• Set exercise 1
Please reproduce the chick thread word for word, starting with "i have no clue" and going on through "picking eggs carefully.".
• Set exercise 2
In the chick thread, what did cogburn's chick with the racing stripes grow into?

• Source document
--- Start ---

# chick pix



## annlouise (Jul 29, 2012)

my cute little bundles of fluff


----------



## cogburn (Jul 16, 2012)

Starting to feather out. Cute little guys.. What are they?


----------



## annlouise (Jul 29, 2012)

i have no clue we had to buy fertile eggs as we have no roo so its pot luck for us.its the first time we have had a broody so we weren't all that organised in picking eggs carefully.


----------



## rob (Jun 20, 2012)

cute birds ya got there.


----------



## cogburn (Jul 16, 2012)

I'll show you a pic of a chick of mine, it looks just like one of yours, which is now a partridge color hen. The one with the racing stripes.. Lol


----------



## annlouise (Jul 29, 2012)

cogburn said:


> I'll show you a pic of a chick of mine, it looks just like one of yours, which is now a partridge color hen. The one with the racing stripes.. Lol


do you have a pic of what she looks like now??


----------



## annlouise (Jul 29, 2012)

rob said:


> cute birds ya got there.


thanks rob i think so but i am definitely biased lol


----------



## Energyvet (Jul 25, 2012)

--- End ---

• Provided material
--- Start ---

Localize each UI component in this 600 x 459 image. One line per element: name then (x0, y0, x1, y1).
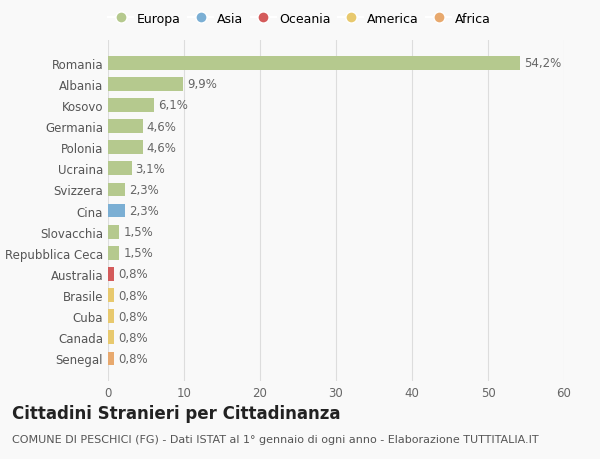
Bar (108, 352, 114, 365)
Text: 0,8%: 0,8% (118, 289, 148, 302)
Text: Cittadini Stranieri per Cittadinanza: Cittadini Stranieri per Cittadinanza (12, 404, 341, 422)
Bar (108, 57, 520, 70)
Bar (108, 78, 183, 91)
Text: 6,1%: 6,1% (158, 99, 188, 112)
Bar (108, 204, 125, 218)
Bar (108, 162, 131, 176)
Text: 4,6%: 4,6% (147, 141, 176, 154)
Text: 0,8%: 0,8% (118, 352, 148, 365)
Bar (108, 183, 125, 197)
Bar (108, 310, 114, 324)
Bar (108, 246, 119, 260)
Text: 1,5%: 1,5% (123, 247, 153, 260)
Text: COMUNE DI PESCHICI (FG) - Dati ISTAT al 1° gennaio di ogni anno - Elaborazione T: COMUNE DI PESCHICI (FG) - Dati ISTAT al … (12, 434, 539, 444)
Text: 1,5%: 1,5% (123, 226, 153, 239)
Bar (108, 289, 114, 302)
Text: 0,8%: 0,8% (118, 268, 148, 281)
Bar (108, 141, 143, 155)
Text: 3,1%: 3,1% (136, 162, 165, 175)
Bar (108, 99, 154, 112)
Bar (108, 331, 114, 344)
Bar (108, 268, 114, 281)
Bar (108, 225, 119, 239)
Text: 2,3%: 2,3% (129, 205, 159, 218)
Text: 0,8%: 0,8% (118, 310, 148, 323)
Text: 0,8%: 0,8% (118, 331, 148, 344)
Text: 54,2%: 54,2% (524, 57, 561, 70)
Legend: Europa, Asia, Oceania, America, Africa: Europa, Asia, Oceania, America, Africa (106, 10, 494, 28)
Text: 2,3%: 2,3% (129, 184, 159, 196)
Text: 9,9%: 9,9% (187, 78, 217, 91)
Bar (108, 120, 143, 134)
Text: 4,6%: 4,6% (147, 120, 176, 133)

--- End ---
--- Start ---

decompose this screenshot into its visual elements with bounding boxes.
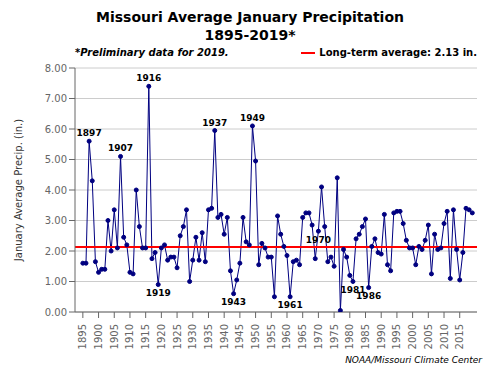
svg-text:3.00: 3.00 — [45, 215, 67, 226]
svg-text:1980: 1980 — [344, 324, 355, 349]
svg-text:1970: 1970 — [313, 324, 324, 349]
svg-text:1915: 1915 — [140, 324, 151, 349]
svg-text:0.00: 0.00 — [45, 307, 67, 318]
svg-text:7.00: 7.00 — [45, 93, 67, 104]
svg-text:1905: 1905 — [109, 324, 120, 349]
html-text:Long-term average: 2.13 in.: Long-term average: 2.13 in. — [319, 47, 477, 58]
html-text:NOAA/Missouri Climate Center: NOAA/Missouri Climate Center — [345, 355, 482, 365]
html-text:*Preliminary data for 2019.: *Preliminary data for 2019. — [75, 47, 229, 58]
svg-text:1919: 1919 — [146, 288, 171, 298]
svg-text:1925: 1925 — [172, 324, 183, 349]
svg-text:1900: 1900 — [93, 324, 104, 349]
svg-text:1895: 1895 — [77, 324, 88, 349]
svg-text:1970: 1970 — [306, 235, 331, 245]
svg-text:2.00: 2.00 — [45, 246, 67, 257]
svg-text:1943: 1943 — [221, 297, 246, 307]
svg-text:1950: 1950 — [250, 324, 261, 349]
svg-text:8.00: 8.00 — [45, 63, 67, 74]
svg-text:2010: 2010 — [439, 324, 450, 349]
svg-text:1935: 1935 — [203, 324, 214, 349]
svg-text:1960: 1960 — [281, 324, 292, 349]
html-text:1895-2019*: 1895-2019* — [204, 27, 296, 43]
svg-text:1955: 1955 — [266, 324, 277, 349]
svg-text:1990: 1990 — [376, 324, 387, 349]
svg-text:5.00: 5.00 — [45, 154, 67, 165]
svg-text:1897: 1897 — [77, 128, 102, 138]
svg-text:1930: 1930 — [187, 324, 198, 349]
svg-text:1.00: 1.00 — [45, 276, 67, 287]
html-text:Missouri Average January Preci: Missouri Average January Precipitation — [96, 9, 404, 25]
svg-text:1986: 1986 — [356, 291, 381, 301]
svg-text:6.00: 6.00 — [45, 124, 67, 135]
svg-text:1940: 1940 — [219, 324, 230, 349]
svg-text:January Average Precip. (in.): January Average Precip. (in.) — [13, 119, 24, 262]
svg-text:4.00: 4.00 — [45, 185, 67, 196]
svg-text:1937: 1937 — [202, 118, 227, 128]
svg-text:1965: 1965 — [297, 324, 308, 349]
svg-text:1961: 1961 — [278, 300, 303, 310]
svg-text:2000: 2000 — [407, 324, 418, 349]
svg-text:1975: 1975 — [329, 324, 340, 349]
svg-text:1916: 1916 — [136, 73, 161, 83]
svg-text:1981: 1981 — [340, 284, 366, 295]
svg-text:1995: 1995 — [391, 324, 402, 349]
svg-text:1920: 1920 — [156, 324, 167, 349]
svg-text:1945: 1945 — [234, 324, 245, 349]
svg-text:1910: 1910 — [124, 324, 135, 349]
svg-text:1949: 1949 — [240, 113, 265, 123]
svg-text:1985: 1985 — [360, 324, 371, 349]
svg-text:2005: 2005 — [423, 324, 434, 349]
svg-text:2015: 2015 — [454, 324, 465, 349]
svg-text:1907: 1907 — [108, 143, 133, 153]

--- End ---
--- Start ---

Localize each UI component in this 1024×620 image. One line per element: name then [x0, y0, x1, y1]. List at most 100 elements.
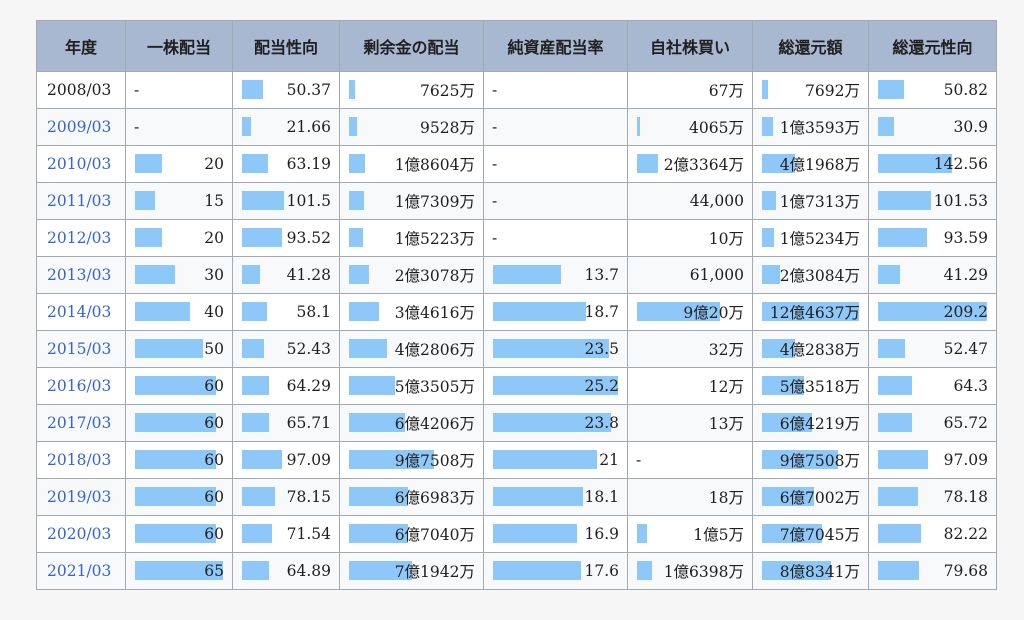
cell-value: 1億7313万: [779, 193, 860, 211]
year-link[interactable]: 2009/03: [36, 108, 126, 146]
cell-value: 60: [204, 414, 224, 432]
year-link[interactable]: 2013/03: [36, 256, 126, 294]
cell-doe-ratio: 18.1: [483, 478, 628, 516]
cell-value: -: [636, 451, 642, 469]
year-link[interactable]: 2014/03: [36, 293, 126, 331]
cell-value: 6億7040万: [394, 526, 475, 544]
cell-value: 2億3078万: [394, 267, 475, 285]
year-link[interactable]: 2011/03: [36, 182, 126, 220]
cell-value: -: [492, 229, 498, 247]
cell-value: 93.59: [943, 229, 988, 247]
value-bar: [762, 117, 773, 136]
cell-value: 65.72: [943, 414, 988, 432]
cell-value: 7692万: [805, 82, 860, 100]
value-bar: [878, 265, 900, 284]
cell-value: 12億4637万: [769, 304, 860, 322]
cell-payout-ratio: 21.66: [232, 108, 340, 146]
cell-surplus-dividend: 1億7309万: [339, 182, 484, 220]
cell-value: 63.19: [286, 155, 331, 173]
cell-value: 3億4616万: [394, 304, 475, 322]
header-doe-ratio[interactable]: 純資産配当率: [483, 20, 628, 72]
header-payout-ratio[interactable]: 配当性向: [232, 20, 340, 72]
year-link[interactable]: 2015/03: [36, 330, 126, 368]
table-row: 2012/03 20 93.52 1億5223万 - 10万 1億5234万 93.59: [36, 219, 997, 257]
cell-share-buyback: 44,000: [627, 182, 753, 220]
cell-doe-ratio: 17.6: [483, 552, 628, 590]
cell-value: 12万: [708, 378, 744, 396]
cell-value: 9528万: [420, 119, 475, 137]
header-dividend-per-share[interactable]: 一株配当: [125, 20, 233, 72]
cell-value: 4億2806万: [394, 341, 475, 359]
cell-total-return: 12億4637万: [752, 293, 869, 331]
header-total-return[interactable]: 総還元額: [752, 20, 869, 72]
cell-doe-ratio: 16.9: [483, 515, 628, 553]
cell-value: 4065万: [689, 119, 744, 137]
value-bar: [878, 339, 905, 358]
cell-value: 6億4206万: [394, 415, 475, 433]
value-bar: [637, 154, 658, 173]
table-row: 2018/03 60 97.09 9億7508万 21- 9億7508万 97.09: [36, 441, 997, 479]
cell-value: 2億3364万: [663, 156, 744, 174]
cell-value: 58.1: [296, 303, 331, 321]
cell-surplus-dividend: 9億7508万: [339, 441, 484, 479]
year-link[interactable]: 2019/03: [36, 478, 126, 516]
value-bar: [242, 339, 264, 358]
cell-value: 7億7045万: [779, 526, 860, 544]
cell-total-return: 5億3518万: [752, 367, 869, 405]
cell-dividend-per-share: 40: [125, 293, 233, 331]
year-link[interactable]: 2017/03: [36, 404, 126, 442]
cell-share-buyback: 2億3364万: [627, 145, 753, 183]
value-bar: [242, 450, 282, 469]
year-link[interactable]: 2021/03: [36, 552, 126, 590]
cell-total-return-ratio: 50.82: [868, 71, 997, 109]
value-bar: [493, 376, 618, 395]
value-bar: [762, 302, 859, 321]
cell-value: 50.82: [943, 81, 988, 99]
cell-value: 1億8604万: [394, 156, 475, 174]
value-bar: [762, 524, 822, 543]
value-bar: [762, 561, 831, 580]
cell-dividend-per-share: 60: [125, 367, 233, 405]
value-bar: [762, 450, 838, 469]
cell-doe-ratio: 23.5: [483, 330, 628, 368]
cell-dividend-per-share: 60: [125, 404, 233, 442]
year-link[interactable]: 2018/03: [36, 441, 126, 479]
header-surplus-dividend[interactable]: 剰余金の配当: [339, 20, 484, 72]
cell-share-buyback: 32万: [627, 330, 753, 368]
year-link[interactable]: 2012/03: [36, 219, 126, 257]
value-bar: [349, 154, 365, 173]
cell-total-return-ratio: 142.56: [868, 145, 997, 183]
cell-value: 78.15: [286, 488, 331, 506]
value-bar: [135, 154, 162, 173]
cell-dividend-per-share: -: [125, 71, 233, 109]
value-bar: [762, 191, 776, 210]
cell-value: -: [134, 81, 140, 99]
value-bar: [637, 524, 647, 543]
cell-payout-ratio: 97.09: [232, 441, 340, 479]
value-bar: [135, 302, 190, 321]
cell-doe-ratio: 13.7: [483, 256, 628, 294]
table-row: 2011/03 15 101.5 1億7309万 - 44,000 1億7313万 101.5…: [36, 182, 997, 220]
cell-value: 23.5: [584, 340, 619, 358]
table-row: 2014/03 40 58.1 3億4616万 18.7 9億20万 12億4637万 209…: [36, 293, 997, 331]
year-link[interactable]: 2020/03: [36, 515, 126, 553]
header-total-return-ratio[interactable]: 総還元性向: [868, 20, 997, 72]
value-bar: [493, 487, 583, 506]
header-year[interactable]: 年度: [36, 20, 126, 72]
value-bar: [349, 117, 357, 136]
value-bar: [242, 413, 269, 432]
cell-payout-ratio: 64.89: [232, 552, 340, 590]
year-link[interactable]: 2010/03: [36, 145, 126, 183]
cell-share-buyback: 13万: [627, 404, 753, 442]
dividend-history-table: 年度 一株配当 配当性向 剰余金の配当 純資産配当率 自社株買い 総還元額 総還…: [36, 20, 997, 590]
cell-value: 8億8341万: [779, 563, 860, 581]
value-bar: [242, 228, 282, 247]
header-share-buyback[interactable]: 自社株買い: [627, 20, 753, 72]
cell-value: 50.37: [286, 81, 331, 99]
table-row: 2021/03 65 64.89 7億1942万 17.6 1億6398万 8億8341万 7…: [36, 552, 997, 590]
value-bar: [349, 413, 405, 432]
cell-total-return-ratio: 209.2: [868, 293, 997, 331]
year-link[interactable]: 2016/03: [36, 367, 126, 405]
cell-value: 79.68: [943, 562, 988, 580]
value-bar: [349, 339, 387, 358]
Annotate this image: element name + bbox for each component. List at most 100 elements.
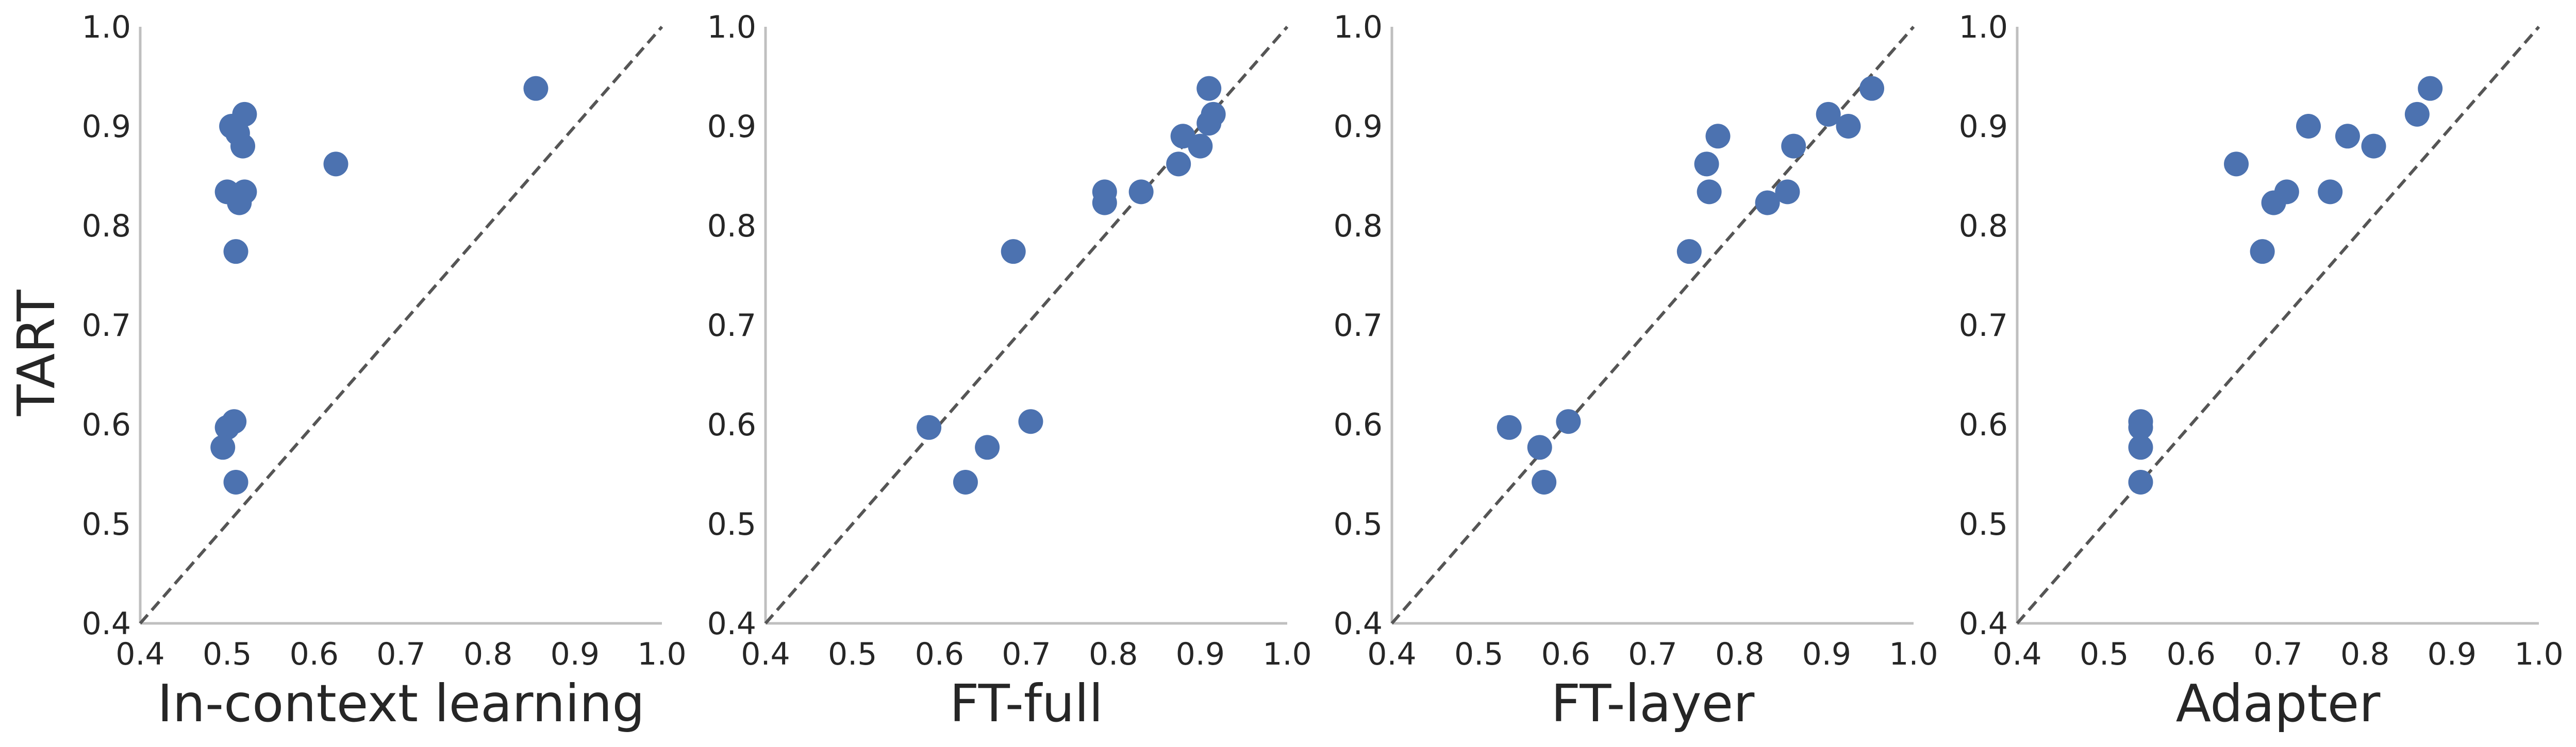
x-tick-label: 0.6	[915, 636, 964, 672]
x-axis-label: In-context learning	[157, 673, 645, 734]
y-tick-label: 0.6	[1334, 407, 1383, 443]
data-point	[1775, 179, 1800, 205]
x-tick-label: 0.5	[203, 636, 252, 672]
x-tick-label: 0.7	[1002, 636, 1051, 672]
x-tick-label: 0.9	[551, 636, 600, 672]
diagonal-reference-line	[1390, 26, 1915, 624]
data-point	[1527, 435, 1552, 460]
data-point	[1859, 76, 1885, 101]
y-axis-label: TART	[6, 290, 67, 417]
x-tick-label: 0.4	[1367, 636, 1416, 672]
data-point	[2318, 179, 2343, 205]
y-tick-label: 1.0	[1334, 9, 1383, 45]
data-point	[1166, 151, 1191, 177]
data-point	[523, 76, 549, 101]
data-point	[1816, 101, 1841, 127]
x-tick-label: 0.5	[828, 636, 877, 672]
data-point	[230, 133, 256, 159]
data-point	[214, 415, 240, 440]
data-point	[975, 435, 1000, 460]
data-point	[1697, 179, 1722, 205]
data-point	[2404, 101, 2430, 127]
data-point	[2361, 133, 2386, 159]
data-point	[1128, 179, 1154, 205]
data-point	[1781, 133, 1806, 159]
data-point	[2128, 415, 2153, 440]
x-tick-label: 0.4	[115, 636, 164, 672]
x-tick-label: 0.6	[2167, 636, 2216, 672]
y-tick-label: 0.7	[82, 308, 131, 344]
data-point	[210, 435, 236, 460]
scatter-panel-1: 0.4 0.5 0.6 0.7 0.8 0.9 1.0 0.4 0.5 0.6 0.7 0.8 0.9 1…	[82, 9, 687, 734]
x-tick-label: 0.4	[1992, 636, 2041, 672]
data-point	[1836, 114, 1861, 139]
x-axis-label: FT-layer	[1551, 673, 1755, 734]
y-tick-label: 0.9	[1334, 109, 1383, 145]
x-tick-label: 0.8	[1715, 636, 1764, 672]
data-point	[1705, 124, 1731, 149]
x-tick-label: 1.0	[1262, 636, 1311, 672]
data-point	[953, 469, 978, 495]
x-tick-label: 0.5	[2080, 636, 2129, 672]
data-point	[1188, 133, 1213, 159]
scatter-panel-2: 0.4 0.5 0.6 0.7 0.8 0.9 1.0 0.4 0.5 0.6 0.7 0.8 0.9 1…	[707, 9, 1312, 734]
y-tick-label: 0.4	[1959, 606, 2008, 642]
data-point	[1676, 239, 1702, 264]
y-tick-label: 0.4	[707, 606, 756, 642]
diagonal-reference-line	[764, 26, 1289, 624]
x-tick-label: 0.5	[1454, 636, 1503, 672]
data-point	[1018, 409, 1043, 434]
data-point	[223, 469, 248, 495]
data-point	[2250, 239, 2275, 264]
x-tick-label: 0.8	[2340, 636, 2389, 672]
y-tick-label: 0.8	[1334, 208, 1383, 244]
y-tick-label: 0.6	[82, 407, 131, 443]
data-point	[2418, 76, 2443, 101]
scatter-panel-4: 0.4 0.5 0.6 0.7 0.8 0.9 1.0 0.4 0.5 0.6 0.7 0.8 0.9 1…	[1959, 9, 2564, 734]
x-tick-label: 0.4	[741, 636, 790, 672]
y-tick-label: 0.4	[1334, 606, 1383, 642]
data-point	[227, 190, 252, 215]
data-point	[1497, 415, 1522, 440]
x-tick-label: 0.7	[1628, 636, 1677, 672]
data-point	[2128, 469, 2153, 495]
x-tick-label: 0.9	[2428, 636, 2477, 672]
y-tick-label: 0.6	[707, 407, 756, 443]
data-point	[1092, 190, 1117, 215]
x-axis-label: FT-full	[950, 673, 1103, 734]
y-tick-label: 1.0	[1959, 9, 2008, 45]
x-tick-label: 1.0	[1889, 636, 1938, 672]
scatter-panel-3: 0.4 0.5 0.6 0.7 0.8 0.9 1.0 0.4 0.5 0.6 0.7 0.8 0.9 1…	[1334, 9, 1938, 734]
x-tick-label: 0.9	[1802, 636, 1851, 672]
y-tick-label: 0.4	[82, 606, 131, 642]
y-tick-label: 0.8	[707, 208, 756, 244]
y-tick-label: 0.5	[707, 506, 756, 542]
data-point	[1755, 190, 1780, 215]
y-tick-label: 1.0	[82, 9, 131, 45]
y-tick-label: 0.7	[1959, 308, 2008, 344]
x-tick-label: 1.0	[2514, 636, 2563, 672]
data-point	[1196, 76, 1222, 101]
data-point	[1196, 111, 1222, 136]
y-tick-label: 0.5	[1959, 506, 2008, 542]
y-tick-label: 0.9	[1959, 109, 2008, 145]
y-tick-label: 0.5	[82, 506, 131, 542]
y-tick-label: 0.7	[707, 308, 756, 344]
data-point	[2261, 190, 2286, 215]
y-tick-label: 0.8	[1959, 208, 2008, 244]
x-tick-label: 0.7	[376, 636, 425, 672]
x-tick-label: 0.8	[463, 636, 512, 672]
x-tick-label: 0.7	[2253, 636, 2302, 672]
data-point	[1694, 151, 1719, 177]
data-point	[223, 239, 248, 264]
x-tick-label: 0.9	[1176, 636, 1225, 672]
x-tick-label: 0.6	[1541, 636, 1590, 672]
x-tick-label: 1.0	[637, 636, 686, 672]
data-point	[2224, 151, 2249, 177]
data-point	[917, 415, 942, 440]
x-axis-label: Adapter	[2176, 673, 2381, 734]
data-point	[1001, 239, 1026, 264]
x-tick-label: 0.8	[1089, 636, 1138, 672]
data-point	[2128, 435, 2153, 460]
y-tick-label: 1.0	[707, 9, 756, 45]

--- End ---

• Exercise solution 1
i have no clue we had to buy fertile eggs as we have no roo so its pot luck for us.its the first time we have had a broody so we weren't all that organised in picking eggs carefully.

• Exercise solution 2
A partridge color hen.